--- RECORDS SUPPLIED ---
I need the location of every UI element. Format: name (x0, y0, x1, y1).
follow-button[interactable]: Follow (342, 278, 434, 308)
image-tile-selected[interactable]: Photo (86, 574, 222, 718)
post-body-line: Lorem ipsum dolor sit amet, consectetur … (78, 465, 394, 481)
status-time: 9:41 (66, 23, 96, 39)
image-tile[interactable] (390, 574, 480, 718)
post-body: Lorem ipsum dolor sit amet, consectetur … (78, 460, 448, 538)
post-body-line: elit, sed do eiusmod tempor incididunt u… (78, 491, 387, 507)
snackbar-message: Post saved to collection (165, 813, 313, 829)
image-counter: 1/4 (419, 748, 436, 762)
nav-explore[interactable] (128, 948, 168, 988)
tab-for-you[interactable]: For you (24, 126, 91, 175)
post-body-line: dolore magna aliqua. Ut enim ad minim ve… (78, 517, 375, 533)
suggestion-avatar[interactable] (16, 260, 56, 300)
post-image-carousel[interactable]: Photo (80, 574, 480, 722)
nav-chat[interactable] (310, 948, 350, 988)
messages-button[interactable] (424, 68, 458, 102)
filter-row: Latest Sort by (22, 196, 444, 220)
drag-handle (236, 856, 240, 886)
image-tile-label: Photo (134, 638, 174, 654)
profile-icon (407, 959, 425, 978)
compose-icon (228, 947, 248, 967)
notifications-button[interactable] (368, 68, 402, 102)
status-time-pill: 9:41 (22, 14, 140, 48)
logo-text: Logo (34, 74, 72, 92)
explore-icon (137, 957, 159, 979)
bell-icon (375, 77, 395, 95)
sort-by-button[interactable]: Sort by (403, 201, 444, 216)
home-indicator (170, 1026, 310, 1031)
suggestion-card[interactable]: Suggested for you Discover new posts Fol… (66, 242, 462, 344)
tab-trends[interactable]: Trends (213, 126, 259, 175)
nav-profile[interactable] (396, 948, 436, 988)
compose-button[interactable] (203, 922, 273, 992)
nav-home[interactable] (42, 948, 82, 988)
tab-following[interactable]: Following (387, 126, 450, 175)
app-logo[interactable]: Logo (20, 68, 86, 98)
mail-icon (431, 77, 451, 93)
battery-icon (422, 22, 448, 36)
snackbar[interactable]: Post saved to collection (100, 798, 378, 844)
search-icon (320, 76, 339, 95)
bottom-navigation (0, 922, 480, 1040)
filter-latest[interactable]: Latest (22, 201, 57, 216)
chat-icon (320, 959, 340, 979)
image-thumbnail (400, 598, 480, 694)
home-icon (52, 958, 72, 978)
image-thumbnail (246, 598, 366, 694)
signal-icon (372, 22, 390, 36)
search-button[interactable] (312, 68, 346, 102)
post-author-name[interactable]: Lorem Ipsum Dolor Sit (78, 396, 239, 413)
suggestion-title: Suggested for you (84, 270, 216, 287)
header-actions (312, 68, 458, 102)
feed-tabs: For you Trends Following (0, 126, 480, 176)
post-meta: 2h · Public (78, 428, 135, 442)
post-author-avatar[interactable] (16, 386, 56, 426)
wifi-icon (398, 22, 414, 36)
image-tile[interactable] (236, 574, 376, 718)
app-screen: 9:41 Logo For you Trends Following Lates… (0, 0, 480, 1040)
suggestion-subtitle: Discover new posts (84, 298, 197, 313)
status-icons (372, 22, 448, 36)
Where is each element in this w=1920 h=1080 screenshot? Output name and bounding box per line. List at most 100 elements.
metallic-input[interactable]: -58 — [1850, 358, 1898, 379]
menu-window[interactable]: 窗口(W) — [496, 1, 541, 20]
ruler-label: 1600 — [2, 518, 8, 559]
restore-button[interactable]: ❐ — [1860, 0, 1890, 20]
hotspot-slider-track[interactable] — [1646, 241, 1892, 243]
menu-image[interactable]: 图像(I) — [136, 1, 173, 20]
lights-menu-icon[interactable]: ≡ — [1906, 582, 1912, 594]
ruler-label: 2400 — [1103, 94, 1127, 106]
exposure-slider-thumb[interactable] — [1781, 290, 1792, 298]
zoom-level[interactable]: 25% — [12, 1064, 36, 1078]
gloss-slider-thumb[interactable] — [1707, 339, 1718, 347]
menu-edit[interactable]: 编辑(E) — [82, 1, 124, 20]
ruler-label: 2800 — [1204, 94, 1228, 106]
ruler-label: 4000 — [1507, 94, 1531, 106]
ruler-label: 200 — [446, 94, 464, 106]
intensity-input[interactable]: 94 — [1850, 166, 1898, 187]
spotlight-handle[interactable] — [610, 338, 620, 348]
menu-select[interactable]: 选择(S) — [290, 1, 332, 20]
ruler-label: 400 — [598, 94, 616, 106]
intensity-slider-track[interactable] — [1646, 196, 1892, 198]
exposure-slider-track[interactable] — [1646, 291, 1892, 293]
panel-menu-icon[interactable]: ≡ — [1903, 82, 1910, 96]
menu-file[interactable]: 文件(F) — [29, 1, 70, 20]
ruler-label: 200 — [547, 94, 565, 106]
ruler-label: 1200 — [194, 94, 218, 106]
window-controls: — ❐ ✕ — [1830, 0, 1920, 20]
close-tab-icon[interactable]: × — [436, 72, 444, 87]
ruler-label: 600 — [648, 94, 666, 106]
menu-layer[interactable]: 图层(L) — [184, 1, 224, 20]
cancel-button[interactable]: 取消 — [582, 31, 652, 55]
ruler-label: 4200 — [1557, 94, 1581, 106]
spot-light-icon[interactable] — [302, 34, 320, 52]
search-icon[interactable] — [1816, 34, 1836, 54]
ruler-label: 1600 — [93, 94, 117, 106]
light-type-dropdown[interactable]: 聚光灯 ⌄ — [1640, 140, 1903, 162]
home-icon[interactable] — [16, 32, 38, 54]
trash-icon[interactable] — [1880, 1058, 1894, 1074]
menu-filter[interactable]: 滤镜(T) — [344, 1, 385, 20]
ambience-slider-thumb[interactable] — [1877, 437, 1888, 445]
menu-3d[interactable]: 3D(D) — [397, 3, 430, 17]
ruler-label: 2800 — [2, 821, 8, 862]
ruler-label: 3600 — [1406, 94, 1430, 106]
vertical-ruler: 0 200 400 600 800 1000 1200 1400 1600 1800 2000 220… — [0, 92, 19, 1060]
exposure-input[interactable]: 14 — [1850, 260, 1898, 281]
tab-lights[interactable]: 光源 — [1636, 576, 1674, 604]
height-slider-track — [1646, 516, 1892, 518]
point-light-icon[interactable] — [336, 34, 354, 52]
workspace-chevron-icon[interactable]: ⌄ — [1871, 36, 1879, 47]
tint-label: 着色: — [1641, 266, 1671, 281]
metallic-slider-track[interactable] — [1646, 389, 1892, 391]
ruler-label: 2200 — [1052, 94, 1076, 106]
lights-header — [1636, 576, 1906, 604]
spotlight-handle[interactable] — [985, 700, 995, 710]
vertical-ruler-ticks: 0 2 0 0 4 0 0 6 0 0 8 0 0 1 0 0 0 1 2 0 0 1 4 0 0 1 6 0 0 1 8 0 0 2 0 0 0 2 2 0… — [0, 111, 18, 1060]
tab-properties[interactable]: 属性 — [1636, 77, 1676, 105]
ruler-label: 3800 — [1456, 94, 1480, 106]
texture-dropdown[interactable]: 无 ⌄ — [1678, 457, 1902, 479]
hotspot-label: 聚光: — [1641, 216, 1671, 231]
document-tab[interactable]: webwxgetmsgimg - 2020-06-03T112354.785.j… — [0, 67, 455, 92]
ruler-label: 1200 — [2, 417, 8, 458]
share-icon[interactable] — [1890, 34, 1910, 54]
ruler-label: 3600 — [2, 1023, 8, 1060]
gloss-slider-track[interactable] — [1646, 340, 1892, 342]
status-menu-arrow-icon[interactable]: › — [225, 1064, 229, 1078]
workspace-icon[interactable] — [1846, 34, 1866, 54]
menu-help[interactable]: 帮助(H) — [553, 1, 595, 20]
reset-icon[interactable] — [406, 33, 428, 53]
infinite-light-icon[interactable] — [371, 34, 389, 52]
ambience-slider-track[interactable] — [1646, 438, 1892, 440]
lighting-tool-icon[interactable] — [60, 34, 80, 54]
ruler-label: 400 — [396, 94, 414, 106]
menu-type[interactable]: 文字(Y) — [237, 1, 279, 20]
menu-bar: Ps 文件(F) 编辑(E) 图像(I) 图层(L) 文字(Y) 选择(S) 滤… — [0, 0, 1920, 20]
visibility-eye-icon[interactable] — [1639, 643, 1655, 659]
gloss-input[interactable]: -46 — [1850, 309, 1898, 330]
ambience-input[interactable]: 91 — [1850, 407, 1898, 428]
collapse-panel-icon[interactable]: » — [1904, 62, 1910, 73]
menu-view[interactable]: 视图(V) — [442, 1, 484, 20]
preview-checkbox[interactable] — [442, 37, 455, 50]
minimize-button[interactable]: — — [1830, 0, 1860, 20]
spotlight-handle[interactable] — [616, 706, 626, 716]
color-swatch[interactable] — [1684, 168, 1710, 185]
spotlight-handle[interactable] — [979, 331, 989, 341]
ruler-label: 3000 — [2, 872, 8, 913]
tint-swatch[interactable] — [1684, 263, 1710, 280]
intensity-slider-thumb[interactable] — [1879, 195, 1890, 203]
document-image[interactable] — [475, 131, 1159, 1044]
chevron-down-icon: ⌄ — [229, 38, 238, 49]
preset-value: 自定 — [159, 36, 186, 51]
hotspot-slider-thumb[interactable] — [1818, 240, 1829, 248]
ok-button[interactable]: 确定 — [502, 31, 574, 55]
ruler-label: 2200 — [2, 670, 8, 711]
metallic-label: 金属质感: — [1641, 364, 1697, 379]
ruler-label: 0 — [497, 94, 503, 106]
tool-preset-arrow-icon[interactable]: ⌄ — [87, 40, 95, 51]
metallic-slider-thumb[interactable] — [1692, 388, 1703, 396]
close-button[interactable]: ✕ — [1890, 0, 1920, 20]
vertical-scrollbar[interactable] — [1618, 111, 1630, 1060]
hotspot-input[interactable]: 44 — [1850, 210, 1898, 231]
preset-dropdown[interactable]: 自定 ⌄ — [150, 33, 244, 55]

--- WHAT YOU HAVE TO DO ---
Quote the records word for word over the stretch from their first line through the line containing "bell-icon (375, 77, 395, 95)", including both of those lines.

--- COMPLETE ANSWER ---
I need the location of every UI element. Format: name (x0, y0, x1, y1).
follow-button[interactable]: Follow (342, 278, 434, 308)
image-tile-selected[interactable]: Photo (86, 574, 222, 718)
post-body-line: Lorem ipsum dolor sit amet, consectetur … (78, 465, 394, 481)
status-time: 9:41 (66, 23, 96, 39)
image-tile[interactable] (390, 574, 480, 718)
post-body: Lorem ipsum dolor sit amet, consectetur … (78, 460, 448, 538)
post-body-line: elit, sed do eiusmod tempor incididunt u… (78, 491, 387, 507)
snackbar-message: Post saved to collection (165, 813, 313, 829)
image-counter: 1/4 (419, 748, 436, 762)
nav-explore[interactable] (128, 948, 168, 988)
tab-for-you[interactable]: For you (24, 126, 91, 175)
post-body-line: dolore magna aliqua. Ut enim ad minim ve… (78, 517, 375, 533)
suggestion-avatar[interactable] (16, 260, 56, 300)
post-image-carousel[interactable]: Photo (80, 574, 480, 722)
nav-chat[interactable] (310, 948, 350, 988)
messages-button[interactable] (424, 68, 458, 102)
filter-row: Latest Sort by (22, 196, 444, 220)
drag-handle (236, 856, 240, 886)
image-tile-label: Photo (134, 638, 174, 654)
profile-icon (407, 959, 425, 978)
compose-icon (228, 947, 248, 967)
notifications-button[interactable] (368, 68, 402, 102)
status-time-pill: 9:41 (22, 14, 140, 48)
logo-text: Logo (34, 74, 72, 92)
explore-icon (137, 957, 159, 979)
bell-icon (375, 77, 395, 95)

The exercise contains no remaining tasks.